▶ **Directive**
Below are the records. Count the lines containing the string "username", and reply with the number alone.

▶ **Data supplied**
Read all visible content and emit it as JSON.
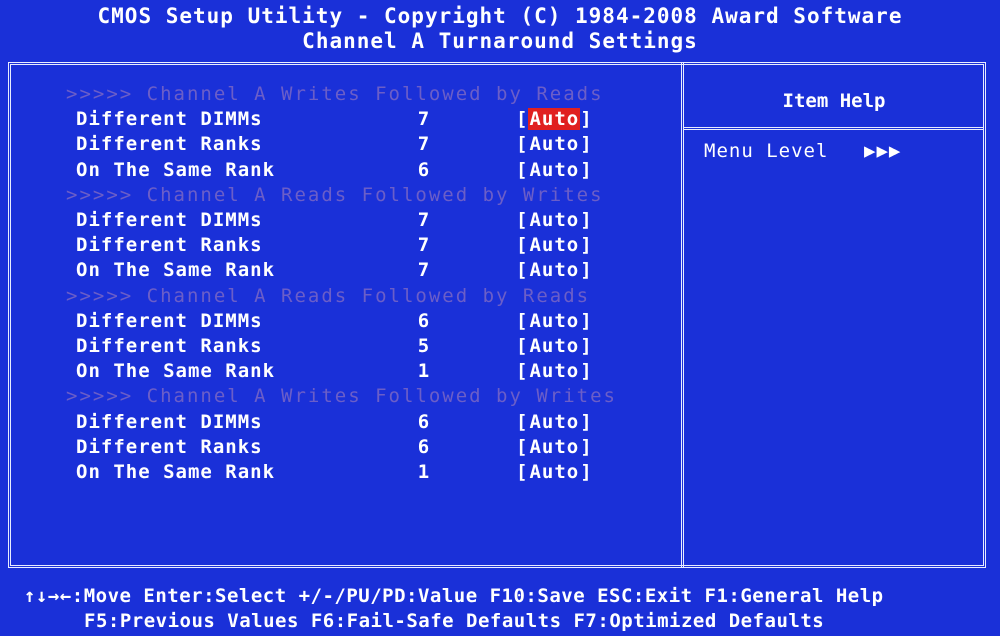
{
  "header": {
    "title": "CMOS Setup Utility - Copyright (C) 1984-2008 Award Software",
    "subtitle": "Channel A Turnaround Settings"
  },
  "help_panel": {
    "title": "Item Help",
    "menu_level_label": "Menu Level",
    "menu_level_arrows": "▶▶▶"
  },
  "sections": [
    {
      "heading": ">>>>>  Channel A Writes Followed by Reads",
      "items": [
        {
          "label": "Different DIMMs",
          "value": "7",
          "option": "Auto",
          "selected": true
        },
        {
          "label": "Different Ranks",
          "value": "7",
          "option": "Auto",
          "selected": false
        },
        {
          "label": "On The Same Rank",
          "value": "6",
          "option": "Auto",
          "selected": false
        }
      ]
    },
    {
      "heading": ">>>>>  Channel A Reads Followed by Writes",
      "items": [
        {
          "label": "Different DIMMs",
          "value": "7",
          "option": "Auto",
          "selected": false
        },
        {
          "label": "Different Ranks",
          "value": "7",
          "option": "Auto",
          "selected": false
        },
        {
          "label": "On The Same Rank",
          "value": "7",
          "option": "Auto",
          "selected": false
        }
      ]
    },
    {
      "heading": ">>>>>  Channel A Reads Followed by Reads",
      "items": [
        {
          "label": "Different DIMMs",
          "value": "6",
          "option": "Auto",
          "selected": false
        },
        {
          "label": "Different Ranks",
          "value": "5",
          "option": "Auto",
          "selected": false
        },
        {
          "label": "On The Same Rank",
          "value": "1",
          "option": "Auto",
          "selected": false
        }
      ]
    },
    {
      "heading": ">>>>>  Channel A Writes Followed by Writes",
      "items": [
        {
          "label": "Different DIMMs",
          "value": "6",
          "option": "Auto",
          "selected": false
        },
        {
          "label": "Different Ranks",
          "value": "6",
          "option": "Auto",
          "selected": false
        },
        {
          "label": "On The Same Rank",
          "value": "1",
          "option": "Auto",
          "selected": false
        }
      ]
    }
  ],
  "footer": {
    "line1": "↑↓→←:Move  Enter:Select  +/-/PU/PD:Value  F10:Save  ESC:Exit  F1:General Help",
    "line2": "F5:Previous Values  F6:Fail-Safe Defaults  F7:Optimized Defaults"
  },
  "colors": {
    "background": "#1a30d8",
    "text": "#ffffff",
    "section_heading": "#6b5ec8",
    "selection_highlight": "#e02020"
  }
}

==

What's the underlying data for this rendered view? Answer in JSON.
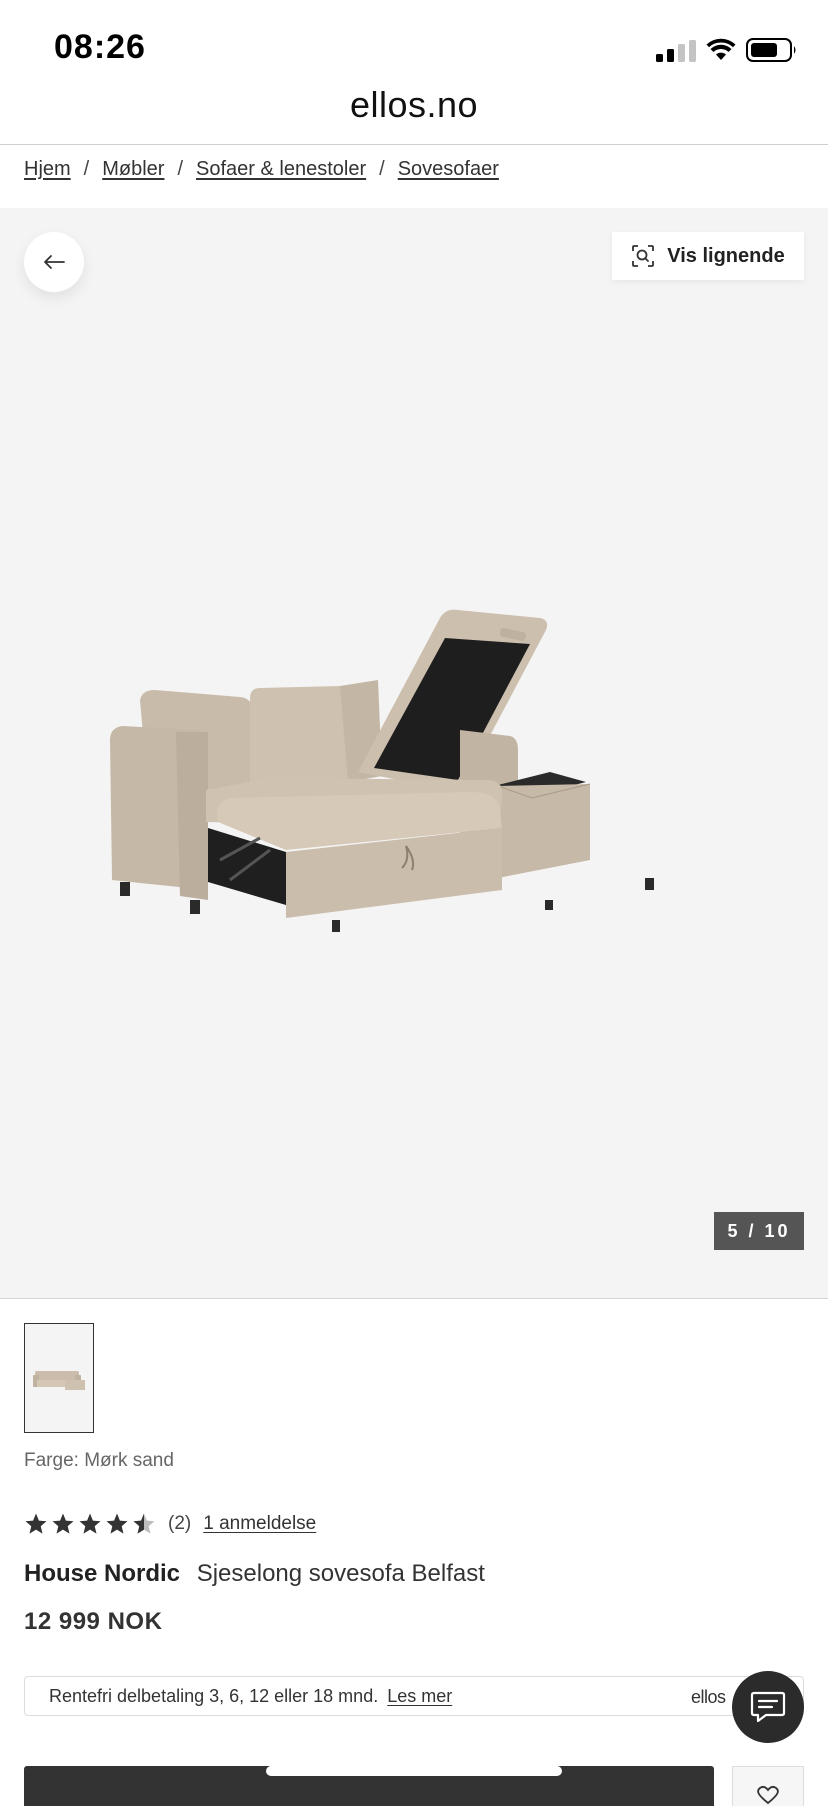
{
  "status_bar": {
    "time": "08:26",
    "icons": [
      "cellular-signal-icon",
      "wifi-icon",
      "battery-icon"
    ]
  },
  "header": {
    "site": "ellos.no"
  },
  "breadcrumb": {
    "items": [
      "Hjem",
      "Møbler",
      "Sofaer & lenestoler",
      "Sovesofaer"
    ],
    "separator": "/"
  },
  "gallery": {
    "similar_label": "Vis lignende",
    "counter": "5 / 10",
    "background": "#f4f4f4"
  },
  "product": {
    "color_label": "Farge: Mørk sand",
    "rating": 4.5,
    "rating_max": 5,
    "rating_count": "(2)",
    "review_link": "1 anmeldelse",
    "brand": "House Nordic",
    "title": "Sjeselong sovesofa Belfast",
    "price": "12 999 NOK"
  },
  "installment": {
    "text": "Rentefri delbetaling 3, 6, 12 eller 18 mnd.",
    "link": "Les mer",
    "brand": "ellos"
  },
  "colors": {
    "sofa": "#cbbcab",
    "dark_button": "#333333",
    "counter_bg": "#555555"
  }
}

--

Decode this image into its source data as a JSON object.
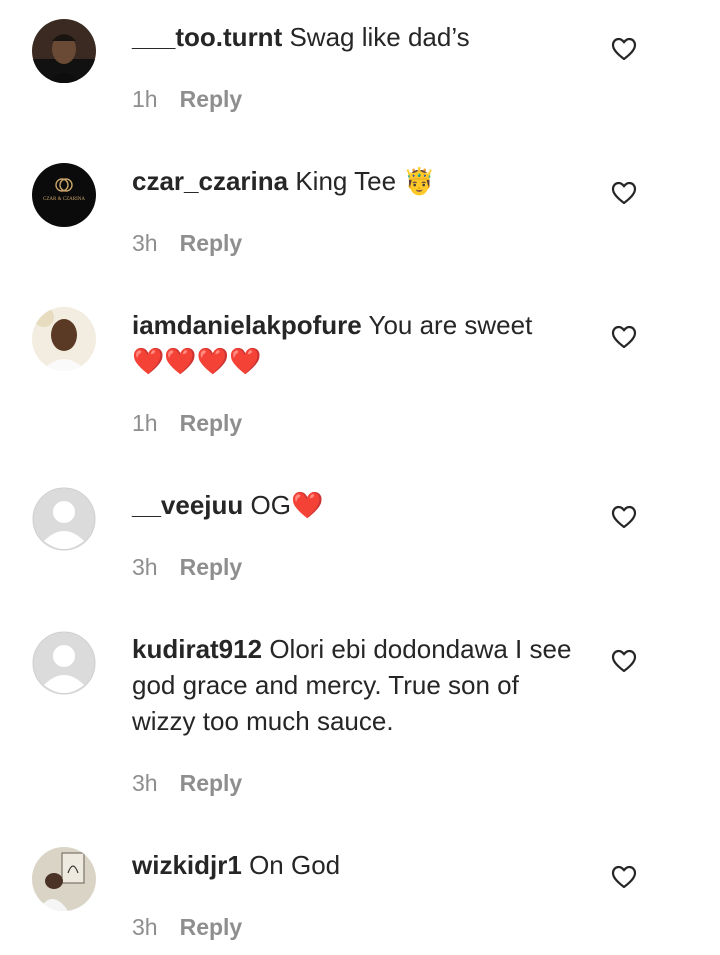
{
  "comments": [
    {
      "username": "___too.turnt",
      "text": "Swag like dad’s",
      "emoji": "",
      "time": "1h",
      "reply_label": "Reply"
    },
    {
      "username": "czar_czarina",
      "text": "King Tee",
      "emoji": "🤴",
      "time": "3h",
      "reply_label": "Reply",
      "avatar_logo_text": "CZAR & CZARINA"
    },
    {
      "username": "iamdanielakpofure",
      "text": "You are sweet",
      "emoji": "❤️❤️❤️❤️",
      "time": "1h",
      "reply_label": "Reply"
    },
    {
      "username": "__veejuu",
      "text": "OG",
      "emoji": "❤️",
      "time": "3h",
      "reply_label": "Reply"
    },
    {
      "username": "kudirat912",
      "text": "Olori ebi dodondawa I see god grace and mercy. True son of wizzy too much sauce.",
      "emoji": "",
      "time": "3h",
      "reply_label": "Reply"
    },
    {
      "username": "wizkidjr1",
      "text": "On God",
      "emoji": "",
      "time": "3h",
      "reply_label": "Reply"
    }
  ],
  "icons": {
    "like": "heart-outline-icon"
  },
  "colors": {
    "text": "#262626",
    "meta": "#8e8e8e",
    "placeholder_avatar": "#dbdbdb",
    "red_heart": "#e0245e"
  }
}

▶ **Result of the task**
6